--- Required task ---
Find each line with the word "color" and say how many there are, nothing else.

[Records from a collection of figures]
(begin)

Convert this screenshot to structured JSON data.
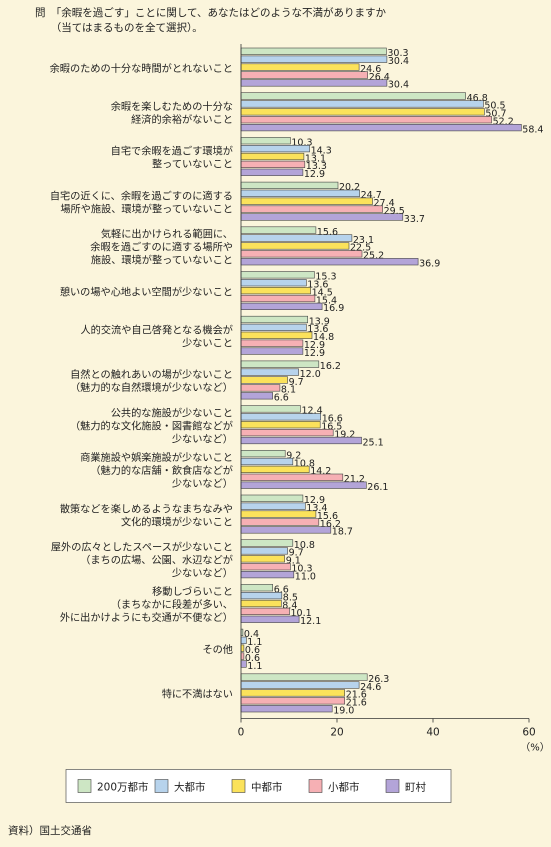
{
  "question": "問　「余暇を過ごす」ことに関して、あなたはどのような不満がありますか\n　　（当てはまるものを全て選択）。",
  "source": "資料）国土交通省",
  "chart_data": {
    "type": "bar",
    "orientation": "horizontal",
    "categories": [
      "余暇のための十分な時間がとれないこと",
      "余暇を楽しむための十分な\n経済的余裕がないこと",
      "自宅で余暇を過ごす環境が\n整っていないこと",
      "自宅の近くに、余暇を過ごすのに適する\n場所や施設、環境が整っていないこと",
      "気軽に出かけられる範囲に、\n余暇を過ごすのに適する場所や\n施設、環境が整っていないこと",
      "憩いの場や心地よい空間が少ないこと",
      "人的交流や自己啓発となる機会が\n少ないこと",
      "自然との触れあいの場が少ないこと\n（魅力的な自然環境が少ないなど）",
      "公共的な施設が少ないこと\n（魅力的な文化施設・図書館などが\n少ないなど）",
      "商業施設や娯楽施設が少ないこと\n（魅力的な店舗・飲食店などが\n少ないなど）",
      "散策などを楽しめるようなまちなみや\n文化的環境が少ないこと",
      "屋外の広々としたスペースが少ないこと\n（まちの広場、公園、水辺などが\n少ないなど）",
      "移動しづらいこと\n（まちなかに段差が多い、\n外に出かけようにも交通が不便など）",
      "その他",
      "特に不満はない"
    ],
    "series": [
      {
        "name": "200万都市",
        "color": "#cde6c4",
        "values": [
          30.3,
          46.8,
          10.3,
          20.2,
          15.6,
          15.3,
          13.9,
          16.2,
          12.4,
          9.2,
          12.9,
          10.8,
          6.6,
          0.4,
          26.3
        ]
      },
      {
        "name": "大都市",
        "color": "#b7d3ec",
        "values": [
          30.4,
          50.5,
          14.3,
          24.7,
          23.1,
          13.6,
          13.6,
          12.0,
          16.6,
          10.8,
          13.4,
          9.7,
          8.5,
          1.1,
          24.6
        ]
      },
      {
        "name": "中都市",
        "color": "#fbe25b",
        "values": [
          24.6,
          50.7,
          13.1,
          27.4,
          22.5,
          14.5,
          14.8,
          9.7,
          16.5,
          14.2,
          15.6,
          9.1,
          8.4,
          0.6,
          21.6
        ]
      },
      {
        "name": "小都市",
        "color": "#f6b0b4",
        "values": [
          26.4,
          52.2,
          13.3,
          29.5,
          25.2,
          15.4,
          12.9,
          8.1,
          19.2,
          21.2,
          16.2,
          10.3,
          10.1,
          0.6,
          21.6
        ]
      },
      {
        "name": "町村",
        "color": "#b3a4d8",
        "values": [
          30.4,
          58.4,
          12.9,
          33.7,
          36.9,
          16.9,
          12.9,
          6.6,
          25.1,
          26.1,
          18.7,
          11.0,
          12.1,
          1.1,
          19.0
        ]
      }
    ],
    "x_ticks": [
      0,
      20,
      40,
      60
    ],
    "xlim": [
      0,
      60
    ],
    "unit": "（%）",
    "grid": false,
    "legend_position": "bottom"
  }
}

(end)

--- Written reply ---
5